(Extracted data entries)
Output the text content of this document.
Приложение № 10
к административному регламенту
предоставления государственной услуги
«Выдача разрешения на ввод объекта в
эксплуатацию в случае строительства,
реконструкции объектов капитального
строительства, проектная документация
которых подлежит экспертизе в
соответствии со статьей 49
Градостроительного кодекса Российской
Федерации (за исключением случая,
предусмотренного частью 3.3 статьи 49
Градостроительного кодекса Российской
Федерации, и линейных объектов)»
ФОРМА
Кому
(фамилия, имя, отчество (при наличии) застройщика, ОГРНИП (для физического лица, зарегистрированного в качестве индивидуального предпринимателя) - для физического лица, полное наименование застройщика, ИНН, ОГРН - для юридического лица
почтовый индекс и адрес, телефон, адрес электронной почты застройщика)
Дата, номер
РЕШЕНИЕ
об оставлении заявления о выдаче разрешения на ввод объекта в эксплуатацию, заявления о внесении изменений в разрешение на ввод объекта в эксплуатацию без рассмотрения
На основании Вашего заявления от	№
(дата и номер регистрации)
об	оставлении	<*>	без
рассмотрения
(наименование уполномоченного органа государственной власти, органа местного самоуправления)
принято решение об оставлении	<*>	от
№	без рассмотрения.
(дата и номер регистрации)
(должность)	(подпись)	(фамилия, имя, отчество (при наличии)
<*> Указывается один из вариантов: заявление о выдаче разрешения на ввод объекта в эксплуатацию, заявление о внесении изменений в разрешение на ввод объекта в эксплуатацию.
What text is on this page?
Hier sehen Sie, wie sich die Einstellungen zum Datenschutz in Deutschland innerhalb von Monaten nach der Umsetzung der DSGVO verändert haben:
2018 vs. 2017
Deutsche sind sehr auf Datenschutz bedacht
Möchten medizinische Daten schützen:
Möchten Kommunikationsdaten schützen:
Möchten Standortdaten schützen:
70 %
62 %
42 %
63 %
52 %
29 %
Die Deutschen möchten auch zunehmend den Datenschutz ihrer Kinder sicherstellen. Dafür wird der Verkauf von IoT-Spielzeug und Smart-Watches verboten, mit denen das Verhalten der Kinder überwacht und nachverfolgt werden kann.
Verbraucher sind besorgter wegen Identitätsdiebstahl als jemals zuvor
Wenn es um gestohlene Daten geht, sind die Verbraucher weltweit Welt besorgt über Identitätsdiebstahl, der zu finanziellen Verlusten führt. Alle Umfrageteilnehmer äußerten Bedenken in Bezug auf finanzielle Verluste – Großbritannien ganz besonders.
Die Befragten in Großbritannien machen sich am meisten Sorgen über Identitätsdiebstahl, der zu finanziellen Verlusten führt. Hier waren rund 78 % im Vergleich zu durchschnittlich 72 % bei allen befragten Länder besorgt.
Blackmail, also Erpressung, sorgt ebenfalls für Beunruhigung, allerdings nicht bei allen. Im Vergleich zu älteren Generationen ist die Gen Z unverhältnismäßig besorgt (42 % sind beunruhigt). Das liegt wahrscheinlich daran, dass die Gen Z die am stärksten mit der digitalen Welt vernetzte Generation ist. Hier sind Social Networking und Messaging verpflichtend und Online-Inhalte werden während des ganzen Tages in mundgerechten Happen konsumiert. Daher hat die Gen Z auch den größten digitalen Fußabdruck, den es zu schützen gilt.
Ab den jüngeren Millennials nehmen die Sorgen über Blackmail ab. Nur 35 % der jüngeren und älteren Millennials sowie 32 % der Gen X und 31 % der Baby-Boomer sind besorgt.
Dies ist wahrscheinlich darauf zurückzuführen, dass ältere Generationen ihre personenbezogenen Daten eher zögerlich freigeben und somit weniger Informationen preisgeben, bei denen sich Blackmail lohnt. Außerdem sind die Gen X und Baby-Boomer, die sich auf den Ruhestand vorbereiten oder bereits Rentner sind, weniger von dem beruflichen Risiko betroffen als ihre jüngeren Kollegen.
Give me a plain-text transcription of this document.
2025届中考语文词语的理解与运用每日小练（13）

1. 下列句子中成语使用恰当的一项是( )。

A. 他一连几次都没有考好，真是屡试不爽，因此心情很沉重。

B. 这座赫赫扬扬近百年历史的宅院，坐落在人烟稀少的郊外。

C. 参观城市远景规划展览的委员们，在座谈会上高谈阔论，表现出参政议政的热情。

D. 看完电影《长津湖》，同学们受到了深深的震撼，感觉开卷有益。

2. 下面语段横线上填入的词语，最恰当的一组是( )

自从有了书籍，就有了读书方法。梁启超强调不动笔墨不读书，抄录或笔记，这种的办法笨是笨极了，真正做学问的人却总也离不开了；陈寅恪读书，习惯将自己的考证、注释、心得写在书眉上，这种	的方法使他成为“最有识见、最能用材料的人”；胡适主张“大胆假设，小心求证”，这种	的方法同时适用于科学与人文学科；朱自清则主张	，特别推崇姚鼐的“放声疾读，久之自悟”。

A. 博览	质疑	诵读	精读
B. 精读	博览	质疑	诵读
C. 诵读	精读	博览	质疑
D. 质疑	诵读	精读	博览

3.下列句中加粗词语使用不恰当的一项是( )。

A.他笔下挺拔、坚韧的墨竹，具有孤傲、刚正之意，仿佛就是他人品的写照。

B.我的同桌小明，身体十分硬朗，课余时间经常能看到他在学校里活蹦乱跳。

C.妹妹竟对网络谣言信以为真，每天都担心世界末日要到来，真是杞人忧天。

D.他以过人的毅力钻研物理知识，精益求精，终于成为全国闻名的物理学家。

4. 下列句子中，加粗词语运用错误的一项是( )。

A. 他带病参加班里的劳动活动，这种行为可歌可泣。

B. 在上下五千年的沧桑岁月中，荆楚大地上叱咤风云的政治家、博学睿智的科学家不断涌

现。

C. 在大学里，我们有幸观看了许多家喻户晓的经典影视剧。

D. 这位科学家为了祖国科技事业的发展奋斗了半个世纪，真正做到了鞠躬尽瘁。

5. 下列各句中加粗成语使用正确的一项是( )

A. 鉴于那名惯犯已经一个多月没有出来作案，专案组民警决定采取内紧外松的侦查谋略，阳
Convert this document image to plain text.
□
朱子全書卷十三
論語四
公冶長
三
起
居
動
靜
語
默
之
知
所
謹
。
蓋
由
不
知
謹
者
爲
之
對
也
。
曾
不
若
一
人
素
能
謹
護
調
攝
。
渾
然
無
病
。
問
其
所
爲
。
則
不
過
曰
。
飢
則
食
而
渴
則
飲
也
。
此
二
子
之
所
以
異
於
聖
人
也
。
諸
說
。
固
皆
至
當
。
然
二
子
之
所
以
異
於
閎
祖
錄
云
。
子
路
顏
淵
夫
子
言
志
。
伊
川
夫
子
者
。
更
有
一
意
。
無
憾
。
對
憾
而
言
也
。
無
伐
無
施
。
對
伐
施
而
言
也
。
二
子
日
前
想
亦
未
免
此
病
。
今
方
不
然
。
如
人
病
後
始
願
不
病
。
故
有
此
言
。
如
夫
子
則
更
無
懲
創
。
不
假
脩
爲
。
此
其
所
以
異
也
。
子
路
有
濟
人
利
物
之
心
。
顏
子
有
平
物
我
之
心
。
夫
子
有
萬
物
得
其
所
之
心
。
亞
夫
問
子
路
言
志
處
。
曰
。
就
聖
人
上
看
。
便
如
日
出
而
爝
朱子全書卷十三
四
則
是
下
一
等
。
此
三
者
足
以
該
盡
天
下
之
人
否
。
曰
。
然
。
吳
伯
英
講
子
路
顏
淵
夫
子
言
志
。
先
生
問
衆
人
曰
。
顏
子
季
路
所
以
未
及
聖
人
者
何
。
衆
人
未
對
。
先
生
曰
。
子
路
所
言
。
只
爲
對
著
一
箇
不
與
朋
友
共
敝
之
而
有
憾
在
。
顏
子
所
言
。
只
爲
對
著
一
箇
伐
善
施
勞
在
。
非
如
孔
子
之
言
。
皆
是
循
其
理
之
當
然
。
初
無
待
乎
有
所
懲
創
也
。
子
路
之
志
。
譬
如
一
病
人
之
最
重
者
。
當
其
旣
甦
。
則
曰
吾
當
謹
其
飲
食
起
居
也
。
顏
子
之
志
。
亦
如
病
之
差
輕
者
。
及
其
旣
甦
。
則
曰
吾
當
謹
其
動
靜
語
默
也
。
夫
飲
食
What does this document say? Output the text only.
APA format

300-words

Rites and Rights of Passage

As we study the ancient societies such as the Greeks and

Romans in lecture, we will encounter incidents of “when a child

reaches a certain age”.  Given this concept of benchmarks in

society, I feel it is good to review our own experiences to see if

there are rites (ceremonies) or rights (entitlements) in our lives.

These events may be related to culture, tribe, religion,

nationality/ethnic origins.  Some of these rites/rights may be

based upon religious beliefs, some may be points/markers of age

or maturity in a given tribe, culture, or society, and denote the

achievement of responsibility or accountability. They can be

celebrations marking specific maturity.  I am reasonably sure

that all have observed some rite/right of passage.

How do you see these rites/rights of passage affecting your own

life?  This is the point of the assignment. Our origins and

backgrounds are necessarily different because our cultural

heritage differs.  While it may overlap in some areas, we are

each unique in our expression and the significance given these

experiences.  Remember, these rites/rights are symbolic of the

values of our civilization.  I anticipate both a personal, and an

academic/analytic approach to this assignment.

Task to carry out >> Return all lines of the material above in which the word "origins" occurs.

The answer >>
nationality/ethnic origins.  Some of these rites/rights may be
life?  This is the point of the assignment. Our origins and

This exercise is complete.